Problem:
Retype every entry exactly, character for character.

Material to process:

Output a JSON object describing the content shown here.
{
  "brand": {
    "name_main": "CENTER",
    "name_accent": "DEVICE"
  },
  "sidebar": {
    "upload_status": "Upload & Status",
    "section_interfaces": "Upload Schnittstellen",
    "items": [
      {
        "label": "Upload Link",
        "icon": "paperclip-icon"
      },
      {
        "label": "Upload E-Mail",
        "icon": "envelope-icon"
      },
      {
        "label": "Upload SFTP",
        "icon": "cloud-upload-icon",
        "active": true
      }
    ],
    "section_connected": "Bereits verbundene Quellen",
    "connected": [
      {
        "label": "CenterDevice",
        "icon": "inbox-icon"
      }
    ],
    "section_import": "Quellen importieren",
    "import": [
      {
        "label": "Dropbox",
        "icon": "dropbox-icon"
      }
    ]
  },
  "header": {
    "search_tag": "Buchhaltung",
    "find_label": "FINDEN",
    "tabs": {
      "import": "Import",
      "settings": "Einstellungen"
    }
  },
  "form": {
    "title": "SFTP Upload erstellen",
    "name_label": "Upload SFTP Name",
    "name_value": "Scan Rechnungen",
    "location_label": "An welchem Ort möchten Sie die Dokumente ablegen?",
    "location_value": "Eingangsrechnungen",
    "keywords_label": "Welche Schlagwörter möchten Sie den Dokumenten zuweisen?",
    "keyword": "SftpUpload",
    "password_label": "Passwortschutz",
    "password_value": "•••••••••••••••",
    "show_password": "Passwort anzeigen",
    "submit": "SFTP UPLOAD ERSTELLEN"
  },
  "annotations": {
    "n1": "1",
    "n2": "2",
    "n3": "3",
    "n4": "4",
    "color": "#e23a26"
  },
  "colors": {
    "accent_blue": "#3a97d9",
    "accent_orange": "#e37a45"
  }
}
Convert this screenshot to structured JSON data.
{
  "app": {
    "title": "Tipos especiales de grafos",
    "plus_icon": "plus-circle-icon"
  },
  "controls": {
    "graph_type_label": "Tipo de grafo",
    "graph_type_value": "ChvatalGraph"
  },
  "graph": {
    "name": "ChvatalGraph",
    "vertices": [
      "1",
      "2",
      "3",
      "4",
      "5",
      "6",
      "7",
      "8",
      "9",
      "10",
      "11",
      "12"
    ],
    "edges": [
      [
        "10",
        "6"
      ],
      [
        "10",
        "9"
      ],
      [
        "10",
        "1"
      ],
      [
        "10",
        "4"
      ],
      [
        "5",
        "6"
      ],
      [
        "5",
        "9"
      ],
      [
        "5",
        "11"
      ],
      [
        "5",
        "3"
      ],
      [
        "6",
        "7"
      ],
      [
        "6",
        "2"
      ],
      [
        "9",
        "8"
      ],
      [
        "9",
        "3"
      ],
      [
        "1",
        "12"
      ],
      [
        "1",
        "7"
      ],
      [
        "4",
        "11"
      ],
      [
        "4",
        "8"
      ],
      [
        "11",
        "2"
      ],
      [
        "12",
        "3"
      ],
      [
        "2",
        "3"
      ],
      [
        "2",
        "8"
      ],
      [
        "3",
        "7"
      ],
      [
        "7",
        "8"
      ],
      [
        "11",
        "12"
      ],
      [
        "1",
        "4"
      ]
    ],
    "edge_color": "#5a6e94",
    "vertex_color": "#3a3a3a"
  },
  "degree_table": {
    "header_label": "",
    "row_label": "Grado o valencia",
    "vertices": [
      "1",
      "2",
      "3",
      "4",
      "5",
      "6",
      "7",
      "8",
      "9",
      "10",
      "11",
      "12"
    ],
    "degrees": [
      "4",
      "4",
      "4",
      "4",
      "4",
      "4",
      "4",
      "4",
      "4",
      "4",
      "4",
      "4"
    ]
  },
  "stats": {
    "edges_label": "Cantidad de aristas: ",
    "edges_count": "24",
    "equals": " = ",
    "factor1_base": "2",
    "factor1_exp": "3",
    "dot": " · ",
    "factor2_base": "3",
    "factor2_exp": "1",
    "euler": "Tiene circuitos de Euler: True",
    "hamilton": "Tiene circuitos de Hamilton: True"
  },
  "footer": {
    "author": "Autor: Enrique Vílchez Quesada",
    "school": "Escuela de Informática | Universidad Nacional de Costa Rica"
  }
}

Answer to the exercise:
Output a JSON object describing the content shown here.
{
  "brand": {
    "name_main": "CENTER",
    "name_accent": "DEVICE"
  },
  "sidebar": {
    "upload_status": "Upload & Status",
    "section_interfaces": "Upload Schnittstellen",
    "items": [
      {
        "label": "Upload Link",
        "icon": "paperclip-icon"
      },
      {
        "label": "Upload E-Mail",
        "icon": "envelope-icon"
      },
      {
        "label": "Upload SFTP",
        "icon": "cloud-upload-icon",
        "active": true
      }
    ],
    "section_connected": "Bereits verbundene Quellen",
    "connected": [
      {
        "label": "CenterDevice",
        "icon": "inbox-icon"
      }
    ],
    "section_import": "Quellen importieren",
    "import": [
      {
        "label": "Dropbox",
        "icon": "dropbox-icon"
      }
    ]
  },
  "header": {
    "search_tag": "Buchhaltung",
    "find_label": "FINDEN",
    "tabs": {
      "import": "Import",
      "settings": "Einstellungen"
    }
  },
  "form": {
    "title": "SFTP Upload erstellen",
    "name_label": "Upload SFTP Name",
    "name_value": "Scan Rechnungen",
    "location_label": "An welchem Ort möchten Sie die Dokumente ablegen?",
    "location_value": "Eingangsrechnungen",
    "keywords_label": "Welche Schlagwörter möchten Sie den Dokumenten zuweisen?",
    "keyword": "SftpUpload",
    "password_label": "Passwortschutz",
    "password_value": "•••••••••••••••",
    "show_password": "Passwort anzeigen",
    "submit": "SFTP UPLOAD ERSTELLEN"
  },
  "annotations": {
    "n1": "1",
    "n2": "2",
    "n3": "3",
    "n4": "4",
    "color": "#e23a26"
  },
  "colors": {
    "accent_blue": "#3a97d9",
    "accent_orange": "#e37a45"
  }
}
Convert this screenshot to structured JSON data.
{
  "app": {
    "title": "Tipos especiales de grafos",
    "plus_icon": "plus-circle-icon"
  },
  "controls": {
    "graph_type_label": "Tipo de grafo",
    "graph_type_value": "ChvatalGraph"
  },
  "graph": {
    "name": "ChvatalGraph",
    "vertices": [
      "1",
      "2",
      "3",
      "4",
      "5",
      "6",
      "7",
      "8",
      "9",
      "10",
      "11",
      "12"
    ],
    "edges": [
      [
        "10",
        "6"
      ],
      [
        "10",
        "9"
      ],
      [
        "10",
        "1"
      ],
      [
        "10",
        "4"
      ],
      [
        "5",
        "6"
      ],
      [
        "5",
        "9"
      ],
      [
        "5",
        "11"
      ],
      [
        "5",
        "3"
      ],
      [
        "6",
        "7"
      ],
      [
        "6",
        "2"
      ],
      [
        "9",
        "8"
      ],
      [
        "9",
        "3"
      ],
      [
        "1",
        "12"
      ],
      [
        "1",
        "7"
      ],
      [
        "4",
        "11"
      ],
      [
        "4",
        "8"
      ],
      [
        "11",
        "2"
      ],
      [
        "12",
        "3"
      ],
      [
        "2",
        "3"
      ],
      [
        "2",
        "8"
      ],
      [
        "3",
        "7"
      ],
      [
        "7",
        "8"
      ],
      [
        "11",
        "12"
      ],
      [
        "1",
        "4"
      ]
    ],
    "edge_color": "#5a6e94",
    "vertex_color": "#3a3a3a"
  },
  "degree_table": {
    "header_label": "",
    "row_label": "Grado o valencia",
    "vertices": [
      "1",
      "2",
      "3",
      "4",
      "5",
      "6",
      "7",
      "8",
      "9",
      "10",
      "11",
      "12"
    ],
    "degrees": [
      "4",
      "4",
      "4",
      "4",
      "4",
      "4",
      "4",
      "4",
      "4",
      "4",
      "4",
      "4"
    ]
  },
  "stats": {
    "edges_label": "Cantidad de aristas: ",
    "edges_count": "24",
    "equals": " = ",
    "factor1_base": "2",
    "factor1_exp": "3",
    "dot": " · ",
    "factor2_base": "3",
    "factor2_exp": "1",
    "euler": "Tiene circuitos de Euler: True",
    "hamilton": "Tiene circuitos de Hamilton: True"
  },
  "footer": {
    "author": "Autor: Enrique Vílchez Quesada",
    "school": "Escuela de Informática | Universidad Nacional de Costa Rica"
  }
}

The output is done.